--- Exercise details ---
Read through the data and report every line in which the word "ยนแปลงระด" occurs.

--- Source material ---
------------

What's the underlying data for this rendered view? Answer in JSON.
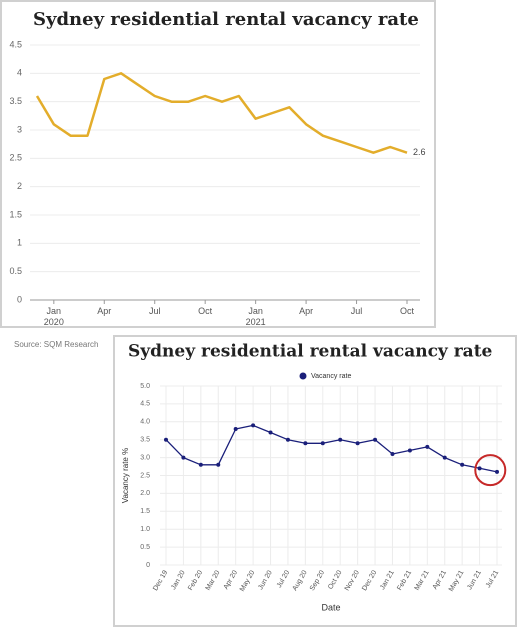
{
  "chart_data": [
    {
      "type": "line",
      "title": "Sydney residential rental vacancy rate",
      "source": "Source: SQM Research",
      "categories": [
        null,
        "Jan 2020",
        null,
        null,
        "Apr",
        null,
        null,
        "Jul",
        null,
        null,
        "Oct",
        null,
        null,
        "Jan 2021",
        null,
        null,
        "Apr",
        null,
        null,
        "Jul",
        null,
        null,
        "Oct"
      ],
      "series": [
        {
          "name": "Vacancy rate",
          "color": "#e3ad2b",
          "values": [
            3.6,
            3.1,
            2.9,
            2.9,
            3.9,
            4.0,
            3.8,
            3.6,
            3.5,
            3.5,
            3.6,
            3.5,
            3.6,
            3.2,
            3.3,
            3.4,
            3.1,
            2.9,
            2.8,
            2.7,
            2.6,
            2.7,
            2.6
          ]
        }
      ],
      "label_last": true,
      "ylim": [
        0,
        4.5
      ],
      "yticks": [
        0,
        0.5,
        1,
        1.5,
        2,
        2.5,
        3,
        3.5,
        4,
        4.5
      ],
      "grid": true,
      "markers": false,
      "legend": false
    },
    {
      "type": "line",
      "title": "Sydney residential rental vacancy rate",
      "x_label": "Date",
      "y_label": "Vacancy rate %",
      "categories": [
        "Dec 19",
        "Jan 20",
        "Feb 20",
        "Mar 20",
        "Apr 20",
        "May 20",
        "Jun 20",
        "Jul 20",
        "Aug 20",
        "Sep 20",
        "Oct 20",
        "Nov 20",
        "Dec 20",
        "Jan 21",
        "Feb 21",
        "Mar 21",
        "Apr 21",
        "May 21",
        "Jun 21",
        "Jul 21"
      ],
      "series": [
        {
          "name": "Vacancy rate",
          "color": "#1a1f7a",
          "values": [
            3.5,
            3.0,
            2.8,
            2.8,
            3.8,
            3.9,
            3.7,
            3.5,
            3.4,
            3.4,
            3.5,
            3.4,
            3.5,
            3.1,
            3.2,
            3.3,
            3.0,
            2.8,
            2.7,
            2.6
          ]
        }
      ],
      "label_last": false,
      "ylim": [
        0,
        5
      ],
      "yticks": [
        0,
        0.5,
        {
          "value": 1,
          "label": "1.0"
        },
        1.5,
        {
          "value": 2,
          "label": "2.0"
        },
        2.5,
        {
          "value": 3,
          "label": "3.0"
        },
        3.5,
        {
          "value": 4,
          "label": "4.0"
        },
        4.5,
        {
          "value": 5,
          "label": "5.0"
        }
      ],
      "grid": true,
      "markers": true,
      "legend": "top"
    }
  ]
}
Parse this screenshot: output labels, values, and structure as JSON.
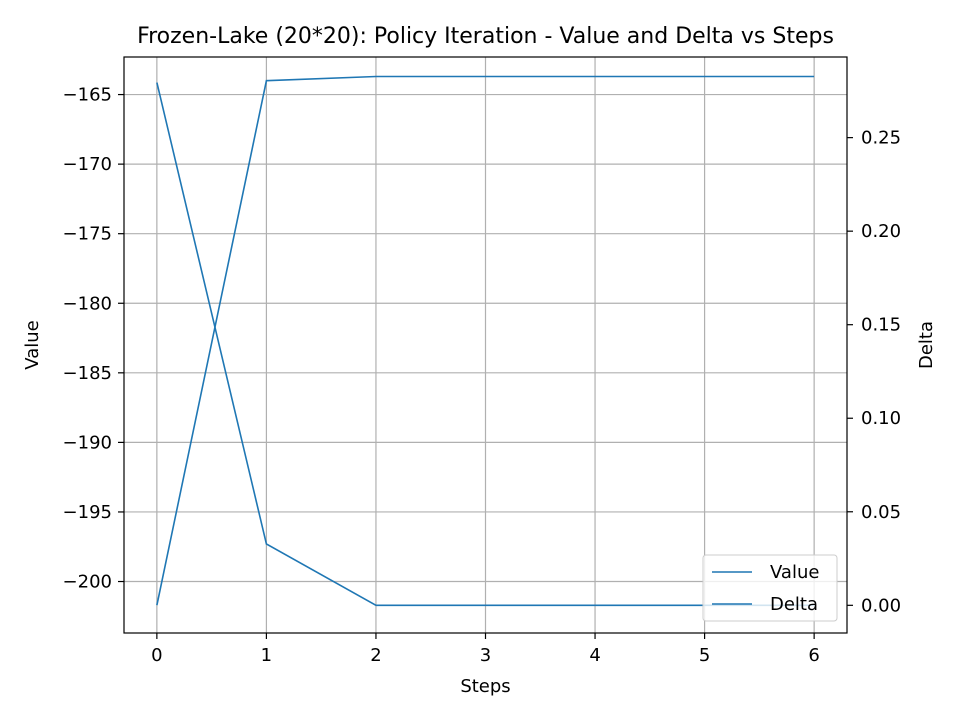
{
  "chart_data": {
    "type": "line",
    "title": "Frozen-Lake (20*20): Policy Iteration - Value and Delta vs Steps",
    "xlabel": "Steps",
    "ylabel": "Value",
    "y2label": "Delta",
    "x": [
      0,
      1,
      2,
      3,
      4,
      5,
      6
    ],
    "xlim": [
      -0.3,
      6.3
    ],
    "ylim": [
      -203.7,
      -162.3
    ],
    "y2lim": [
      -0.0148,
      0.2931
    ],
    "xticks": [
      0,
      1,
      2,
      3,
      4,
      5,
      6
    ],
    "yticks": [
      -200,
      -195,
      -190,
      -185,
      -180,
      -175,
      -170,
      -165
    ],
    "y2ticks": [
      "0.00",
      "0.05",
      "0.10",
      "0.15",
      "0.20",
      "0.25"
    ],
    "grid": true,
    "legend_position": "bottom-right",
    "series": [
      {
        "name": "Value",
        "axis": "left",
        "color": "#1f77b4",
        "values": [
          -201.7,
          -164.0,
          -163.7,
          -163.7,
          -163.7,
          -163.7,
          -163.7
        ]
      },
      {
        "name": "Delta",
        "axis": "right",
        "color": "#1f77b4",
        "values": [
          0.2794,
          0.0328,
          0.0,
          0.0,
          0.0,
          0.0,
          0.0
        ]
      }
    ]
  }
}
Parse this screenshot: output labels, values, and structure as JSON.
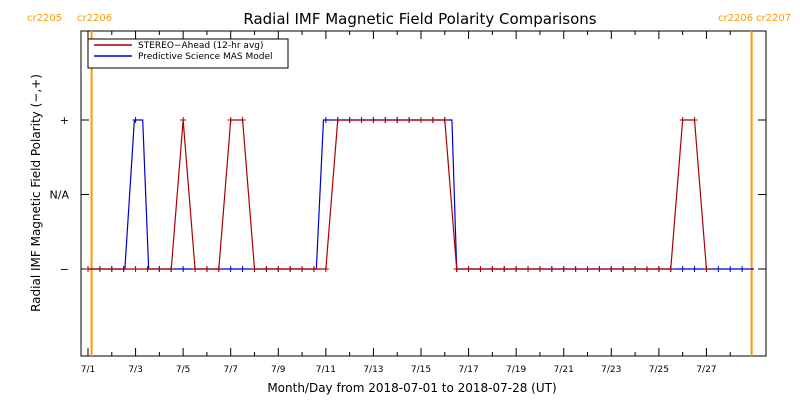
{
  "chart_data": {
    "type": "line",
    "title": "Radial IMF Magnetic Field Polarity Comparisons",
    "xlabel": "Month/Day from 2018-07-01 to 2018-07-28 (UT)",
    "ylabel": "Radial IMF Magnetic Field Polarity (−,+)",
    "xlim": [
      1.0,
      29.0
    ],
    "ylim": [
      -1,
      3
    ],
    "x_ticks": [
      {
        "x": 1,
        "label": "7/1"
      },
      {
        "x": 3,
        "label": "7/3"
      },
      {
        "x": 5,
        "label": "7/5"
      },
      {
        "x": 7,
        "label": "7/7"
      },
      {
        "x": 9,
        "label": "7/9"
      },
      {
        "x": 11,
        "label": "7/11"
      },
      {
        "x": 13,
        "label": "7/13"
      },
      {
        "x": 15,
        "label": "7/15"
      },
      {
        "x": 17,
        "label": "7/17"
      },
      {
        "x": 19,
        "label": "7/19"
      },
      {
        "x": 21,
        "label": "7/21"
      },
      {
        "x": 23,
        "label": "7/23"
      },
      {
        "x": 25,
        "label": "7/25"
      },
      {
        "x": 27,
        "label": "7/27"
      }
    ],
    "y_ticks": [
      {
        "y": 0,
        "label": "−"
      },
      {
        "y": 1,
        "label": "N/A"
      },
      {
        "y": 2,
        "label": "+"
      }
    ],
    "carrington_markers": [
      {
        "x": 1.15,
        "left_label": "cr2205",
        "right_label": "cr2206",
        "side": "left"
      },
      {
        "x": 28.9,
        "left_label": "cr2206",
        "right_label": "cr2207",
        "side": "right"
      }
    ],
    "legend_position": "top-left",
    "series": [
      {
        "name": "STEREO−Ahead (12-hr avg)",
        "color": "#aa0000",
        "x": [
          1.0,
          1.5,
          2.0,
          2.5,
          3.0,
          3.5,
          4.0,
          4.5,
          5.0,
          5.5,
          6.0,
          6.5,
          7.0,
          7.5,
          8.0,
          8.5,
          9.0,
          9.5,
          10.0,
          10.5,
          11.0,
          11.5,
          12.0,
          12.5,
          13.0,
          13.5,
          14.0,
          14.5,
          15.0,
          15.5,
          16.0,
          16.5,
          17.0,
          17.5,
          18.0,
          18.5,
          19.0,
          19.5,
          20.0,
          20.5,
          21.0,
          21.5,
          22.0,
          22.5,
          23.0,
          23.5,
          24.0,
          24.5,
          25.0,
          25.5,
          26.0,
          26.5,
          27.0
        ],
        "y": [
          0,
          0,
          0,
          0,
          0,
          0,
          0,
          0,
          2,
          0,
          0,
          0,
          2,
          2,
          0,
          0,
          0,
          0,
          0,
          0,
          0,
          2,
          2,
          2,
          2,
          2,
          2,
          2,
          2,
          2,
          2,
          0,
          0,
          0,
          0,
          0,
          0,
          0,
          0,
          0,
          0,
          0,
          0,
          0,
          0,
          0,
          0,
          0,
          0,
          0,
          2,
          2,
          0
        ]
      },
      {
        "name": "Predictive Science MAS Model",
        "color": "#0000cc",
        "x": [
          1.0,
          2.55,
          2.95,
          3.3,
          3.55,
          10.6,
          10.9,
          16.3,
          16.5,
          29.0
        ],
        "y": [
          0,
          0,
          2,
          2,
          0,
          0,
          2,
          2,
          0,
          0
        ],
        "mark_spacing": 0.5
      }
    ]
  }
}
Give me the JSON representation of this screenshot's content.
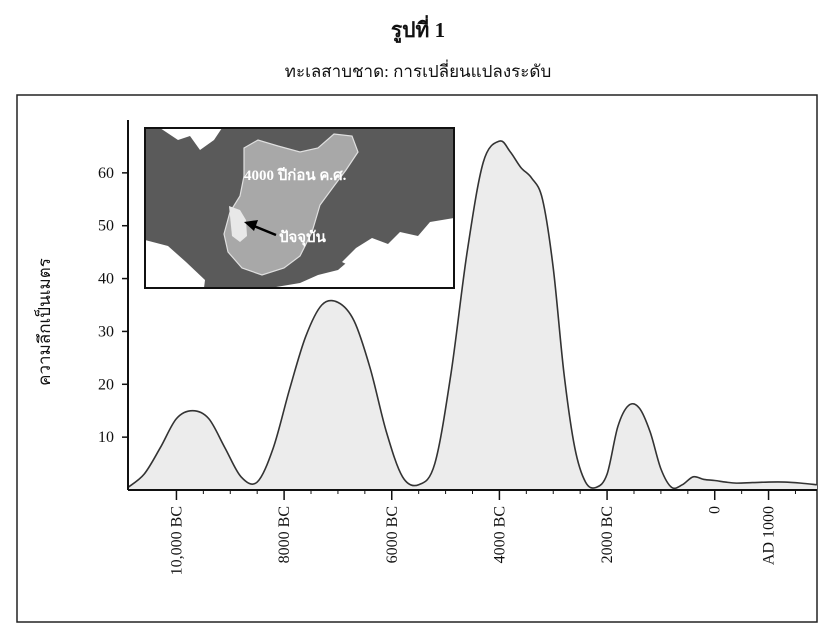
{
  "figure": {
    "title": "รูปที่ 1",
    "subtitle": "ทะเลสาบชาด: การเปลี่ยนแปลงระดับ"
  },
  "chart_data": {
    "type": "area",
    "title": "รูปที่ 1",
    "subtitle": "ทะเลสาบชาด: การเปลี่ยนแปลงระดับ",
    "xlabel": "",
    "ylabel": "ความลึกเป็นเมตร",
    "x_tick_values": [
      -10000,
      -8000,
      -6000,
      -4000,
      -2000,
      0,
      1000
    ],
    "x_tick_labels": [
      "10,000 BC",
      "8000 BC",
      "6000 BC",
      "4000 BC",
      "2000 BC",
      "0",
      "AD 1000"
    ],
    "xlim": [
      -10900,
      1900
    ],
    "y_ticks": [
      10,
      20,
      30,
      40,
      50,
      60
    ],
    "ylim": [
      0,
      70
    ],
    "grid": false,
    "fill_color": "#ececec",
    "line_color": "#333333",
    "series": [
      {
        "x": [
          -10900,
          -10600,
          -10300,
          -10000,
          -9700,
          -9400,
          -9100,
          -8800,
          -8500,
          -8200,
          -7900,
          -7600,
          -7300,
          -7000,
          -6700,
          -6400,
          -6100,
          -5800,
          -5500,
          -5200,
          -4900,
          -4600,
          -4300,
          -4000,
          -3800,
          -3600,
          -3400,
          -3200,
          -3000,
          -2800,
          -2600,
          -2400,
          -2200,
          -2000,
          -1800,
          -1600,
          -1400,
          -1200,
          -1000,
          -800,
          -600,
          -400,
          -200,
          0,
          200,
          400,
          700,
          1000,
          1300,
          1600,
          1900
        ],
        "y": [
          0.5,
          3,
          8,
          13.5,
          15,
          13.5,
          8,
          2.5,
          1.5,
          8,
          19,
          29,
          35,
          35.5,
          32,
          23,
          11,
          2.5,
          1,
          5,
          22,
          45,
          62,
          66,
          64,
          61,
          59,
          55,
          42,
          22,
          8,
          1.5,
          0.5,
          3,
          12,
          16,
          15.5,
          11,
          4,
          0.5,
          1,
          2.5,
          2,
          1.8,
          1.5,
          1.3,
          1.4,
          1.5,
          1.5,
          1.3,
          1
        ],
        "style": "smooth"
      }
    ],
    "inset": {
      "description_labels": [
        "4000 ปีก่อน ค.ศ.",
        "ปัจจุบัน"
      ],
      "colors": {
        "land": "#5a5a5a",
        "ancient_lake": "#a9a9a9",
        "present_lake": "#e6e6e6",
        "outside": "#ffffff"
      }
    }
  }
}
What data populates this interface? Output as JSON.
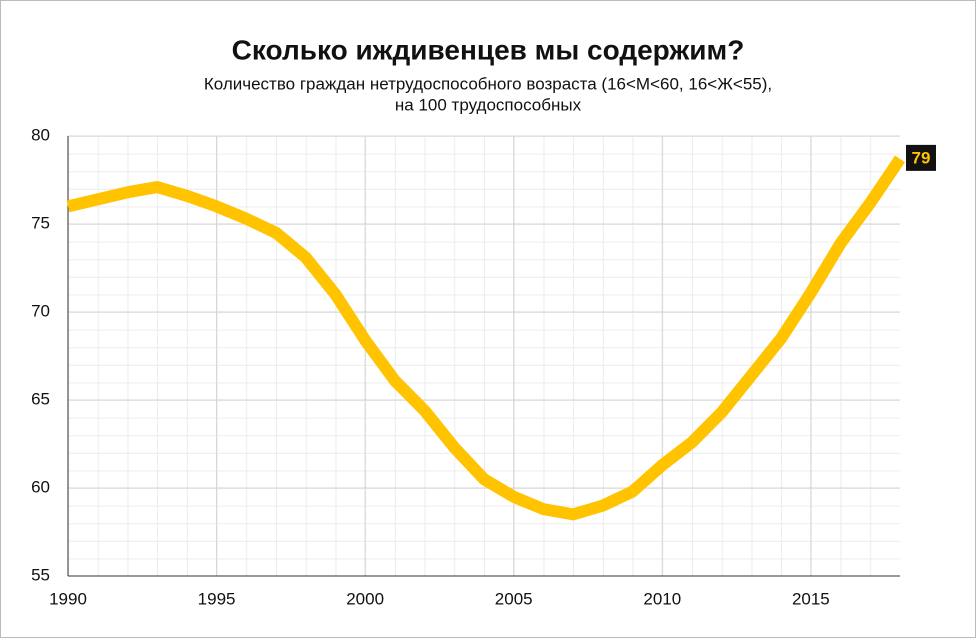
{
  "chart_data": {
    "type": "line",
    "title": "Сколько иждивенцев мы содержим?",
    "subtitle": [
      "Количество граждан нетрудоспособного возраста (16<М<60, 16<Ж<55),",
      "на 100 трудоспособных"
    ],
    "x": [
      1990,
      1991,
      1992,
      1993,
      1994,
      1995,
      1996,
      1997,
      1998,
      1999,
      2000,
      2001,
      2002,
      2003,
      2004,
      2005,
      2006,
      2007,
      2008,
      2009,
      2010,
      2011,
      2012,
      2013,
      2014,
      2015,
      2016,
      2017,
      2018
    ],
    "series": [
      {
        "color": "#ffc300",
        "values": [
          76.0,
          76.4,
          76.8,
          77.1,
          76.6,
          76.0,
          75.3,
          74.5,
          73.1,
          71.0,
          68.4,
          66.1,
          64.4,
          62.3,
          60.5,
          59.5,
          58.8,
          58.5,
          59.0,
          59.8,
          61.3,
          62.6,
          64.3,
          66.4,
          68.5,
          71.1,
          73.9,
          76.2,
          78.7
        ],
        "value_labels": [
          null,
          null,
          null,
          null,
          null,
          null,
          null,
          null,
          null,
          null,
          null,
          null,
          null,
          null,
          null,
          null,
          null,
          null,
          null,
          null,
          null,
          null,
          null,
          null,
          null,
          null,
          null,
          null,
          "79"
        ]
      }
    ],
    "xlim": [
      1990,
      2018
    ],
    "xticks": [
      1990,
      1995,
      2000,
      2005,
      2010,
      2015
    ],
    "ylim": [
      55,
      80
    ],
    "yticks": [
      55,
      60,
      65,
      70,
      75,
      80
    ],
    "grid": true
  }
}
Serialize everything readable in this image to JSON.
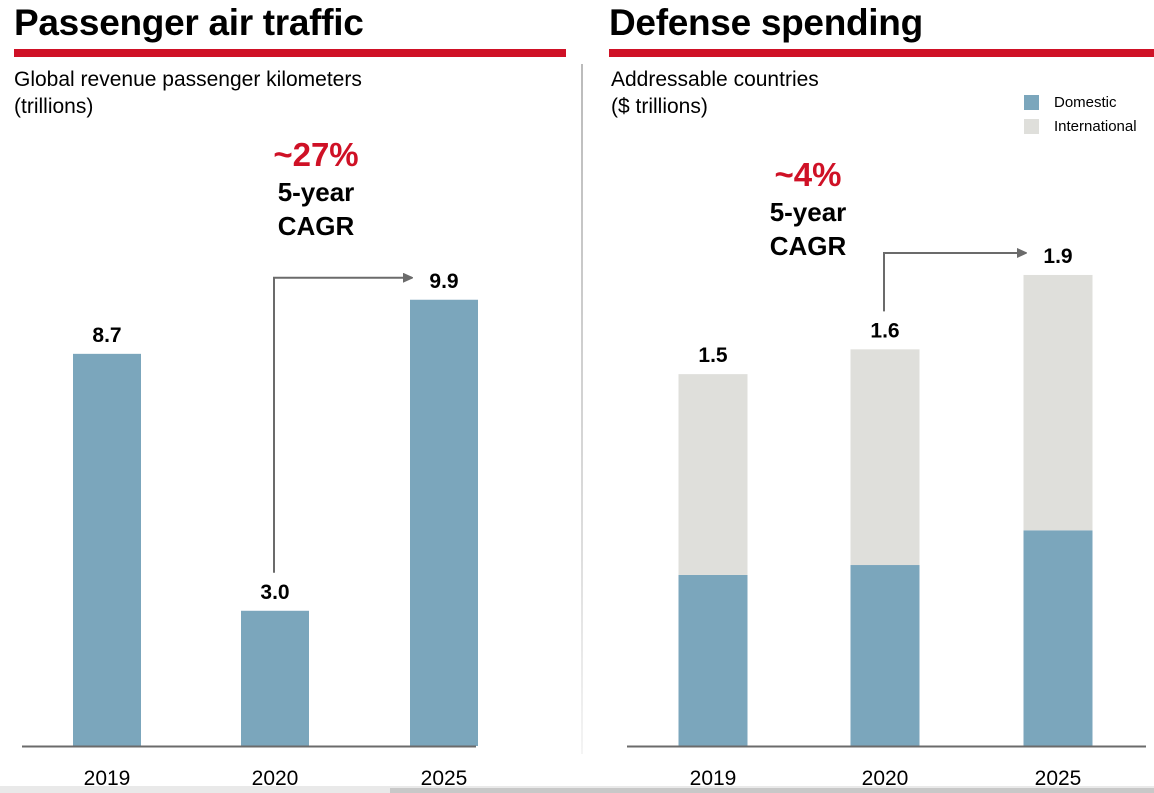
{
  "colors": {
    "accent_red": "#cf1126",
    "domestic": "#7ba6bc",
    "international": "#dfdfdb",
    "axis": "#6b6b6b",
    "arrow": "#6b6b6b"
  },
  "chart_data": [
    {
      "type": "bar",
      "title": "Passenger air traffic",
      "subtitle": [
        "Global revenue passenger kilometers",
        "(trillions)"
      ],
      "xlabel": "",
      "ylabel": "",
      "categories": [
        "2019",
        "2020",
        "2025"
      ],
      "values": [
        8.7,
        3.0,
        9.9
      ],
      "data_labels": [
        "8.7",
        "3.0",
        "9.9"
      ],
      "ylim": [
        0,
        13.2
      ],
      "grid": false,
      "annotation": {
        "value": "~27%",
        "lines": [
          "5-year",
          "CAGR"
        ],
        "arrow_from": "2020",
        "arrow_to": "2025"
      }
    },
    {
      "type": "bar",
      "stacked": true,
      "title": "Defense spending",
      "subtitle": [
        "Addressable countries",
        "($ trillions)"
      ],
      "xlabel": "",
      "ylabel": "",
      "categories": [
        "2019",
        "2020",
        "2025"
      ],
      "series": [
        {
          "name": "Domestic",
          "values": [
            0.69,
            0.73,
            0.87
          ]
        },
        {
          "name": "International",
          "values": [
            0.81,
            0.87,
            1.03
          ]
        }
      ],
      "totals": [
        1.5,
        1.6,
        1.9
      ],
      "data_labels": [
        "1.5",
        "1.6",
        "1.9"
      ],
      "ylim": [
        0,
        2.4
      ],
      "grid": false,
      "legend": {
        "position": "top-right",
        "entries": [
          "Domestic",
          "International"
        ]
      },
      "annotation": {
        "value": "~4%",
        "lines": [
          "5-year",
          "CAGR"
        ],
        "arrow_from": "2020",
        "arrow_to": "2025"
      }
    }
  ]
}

------------

--- Solution ---
    "subtitle": "ทะเลสาบชาด: การเปลี่ยนแปลงระดับ"
    "subtitle": "ทะเลสาบชาด: การเปลี่ยนแปลงระดับ",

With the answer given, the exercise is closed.